— What is asked —
Drop the pictures from the entries below, then reproduce the rest exactly.

↓↓↓

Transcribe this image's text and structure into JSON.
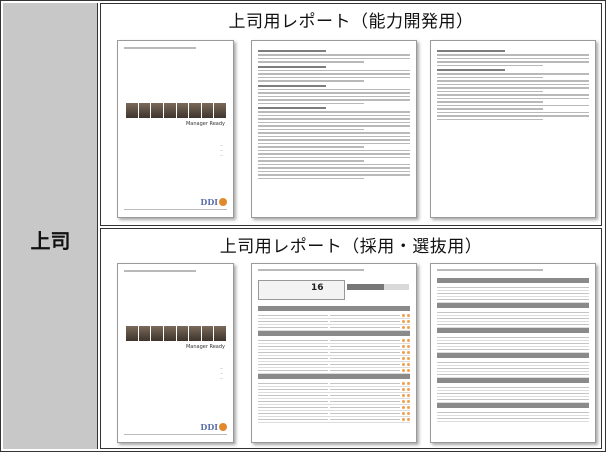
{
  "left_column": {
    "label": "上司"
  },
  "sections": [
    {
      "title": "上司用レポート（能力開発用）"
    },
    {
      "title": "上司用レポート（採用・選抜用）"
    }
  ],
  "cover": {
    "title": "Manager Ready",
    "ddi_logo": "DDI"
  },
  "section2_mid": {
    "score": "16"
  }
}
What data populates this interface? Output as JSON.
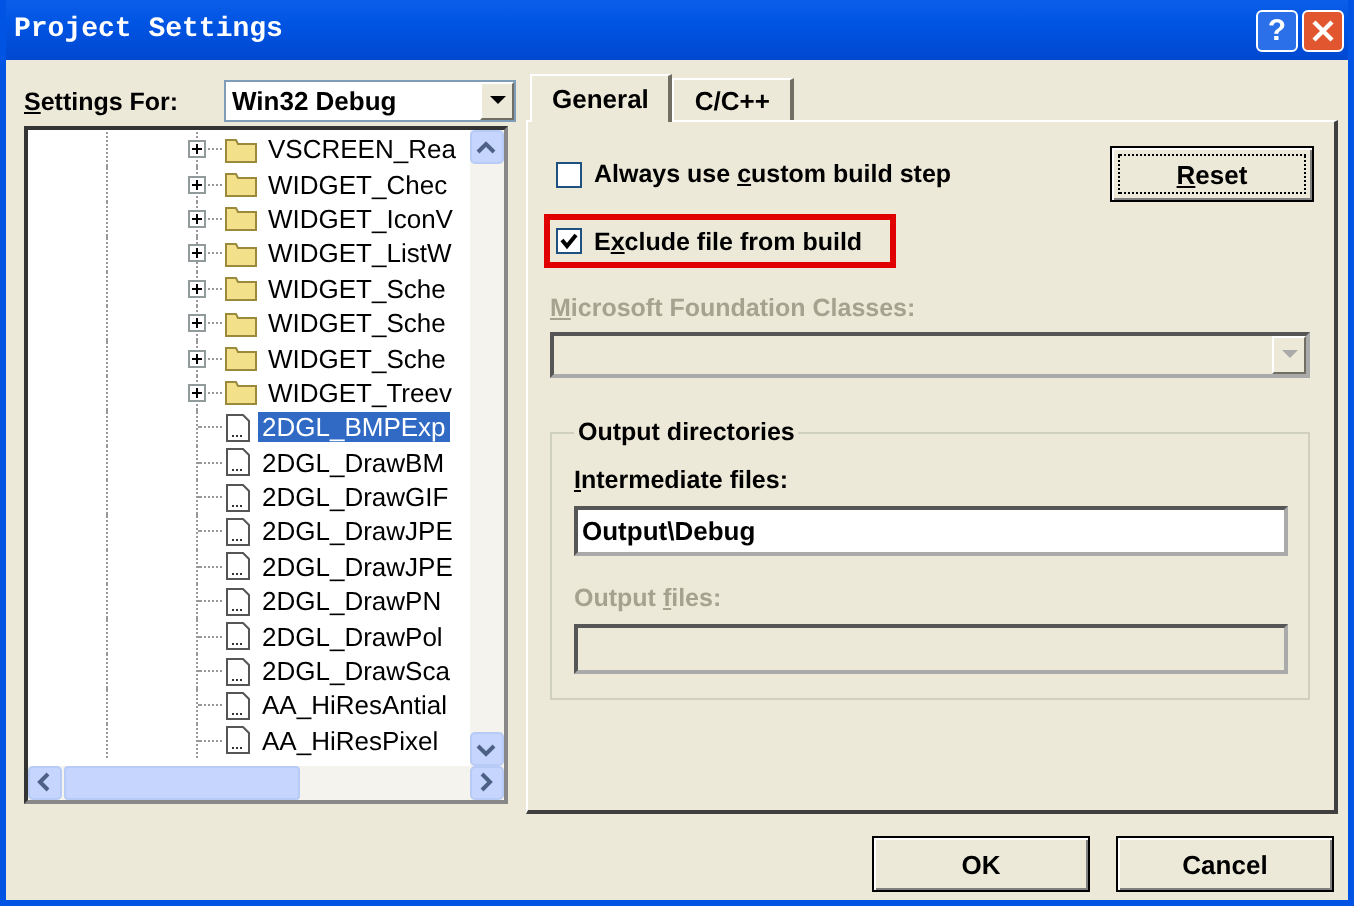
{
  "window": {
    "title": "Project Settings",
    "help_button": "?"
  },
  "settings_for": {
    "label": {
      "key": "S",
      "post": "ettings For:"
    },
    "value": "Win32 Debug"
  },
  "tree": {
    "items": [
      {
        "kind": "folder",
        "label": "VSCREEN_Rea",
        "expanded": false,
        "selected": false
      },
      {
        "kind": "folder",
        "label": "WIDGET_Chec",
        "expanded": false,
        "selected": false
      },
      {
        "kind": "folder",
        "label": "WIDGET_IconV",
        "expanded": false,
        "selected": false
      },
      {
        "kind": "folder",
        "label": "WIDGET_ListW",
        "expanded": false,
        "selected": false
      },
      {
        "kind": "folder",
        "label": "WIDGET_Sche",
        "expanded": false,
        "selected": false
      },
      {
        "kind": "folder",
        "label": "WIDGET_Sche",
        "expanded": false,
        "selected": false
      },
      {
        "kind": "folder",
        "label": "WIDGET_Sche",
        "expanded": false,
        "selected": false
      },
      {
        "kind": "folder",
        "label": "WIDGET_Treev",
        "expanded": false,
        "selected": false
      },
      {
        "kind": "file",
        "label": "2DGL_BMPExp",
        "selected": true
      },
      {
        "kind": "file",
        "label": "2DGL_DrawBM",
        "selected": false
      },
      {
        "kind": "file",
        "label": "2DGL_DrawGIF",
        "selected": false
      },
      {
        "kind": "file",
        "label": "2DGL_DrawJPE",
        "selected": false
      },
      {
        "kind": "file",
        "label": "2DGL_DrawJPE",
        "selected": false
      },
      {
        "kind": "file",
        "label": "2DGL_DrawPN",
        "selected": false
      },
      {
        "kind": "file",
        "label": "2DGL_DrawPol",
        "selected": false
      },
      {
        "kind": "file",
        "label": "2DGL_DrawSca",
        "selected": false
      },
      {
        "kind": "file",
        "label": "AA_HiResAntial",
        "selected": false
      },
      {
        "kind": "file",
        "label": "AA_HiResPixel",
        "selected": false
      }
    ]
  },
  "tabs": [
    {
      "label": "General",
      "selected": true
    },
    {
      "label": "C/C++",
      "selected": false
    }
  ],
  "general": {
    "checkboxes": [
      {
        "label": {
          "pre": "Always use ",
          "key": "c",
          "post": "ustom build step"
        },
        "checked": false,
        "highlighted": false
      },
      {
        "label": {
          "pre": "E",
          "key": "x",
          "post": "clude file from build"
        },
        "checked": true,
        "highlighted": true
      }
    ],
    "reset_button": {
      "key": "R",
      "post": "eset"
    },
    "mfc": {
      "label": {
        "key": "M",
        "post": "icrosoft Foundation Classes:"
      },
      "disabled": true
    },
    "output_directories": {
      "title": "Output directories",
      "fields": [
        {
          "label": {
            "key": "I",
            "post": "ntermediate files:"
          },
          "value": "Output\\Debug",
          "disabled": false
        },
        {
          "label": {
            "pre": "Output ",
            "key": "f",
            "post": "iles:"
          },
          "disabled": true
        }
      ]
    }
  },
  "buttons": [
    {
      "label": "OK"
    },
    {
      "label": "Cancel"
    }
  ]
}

↑↑↑

— The completed task —
Transcribe this image's text and structure into JSON.
{
  "left_column": {
    "label": "上司"
  },
  "sections": [
    {
      "title": "上司用レポート（能力開発用）"
    },
    {
      "title": "上司用レポート（採用・選抜用）"
    }
  ],
  "cover": {
    "title": "Manager Ready",
    "ddi_logo": "DDI"
  },
  "section2_mid": {
    "score": "16"
  }
}
What data populates this interface? Output as JSON.
{
  "window": {
    "title": "Project Settings",
    "help_button": "?"
  },
  "settings_for": {
    "label": {
      "key": "S",
      "post": "ettings For:"
    },
    "value": "Win32 Debug"
  },
  "tree": {
    "items": [
      {
        "kind": "folder",
        "label": "VSCREEN_Rea",
        "expanded": false,
        "selected": false
      },
      {
        "kind": "folder",
        "label": "WIDGET_Chec",
        "expanded": false,
        "selected": false
      },
      {
        "kind": "folder",
        "label": "WIDGET_IconV",
        "expanded": false,
        "selected": false
      },
      {
        "kind": "folder",
        "label": "WIDGET_ListW",
        "expanded": false,
        "selected": false
      },
      {
        "kind": "folder",
        "label": "WIDGET_Sche",
        "expanded": false,
        "selected": false
      },
      {
        "kind": "folder",
        "label": "WIDGET_Sche",
        "expanded": false,
        "selected": false
      },
      {
        "kind": "folder",
        "label": "WIDGET_Sche",
        "expanded": false,
        "selected": false
      },
      {
        "kind": "folder",
        "label": "WIDGET_Treev",
        "expanded": false,
        "selected": false
      },
      {
        "kind": "file",
        "label": "2DGL_BMPExp",
        "selected": true
      },
      {
        "kind": "file",
        "label": "2DGL_DrawBM",
        "selected": false
      },
      {
        "kind": "file",
        "label": "2DGL_DrawGIF",
        "selected": false
      },
      {
        "kind": "file",
        "label": "2DGL_DrawJPE",
        "selected": false
      },
      {
        "kind": "file",
        "label": "2DGL_DrawJPE",
        "selected": false
      },
      {
        "kind": "file",
        "label": "2DGL_DrawPN",
        "selected": false
      },
      {
        "kind": "file",
        "label": "2DGL_DrawPol",
        "selected": false
      },
      {
        "kind": "file",
        "label": "2DGL_DrawSca",
        "selected": false
      },
      {
        "kind": "file",
        "label": "AA_HiResAntial",
        "selected": false
      },
      {
        "kind": "file",
        "label": "AA_HiResPixel",
        "selected": false
      }
    ]
  },
  "tabs": [
    {
      "label": "General",
      "selected": true
    },
    {
      "label": "C/C++",
      "selected": false
    }
  ],
  "general": {
    "checkboxes": [
      {
        "label": {
          "pre": "Always use ",
          "key": "c",
          "post": "ustom build step"
        },
        "checked": false,
        "highlighted": false
      },
      {
        "label": {
          "pre": "E",
          "key": "x",
          "post": "clude file from build"
        },
        "checked": true,
        "highlighted": true
      }
    ],
    "reset_button": {
      "key": "R",
      "post": "eset"
    },
    "mfc": {
      "label": {
        "key": "M",
        "post": "icrosoft Foundation Classes:"
      },
      "disabled": true
    },
    "output_directories": {
      "title": "Output directories",
      "fields": [
        {
          "label": {
            "key": "I",
            "post": "ntermediate files:"
          },
          "value": "Output\\Debug",
          "disabled": false
        },
        {
          "label": {
            "pre": "Output ",
            "key": "f",
            "post": "iles:"
          },
          "disabled": true
        }
      ]
    }
  },
  "buttons": [
    {
      "label": "OK"
    },
    {
      "label": "Cancel"
    }
  ]
}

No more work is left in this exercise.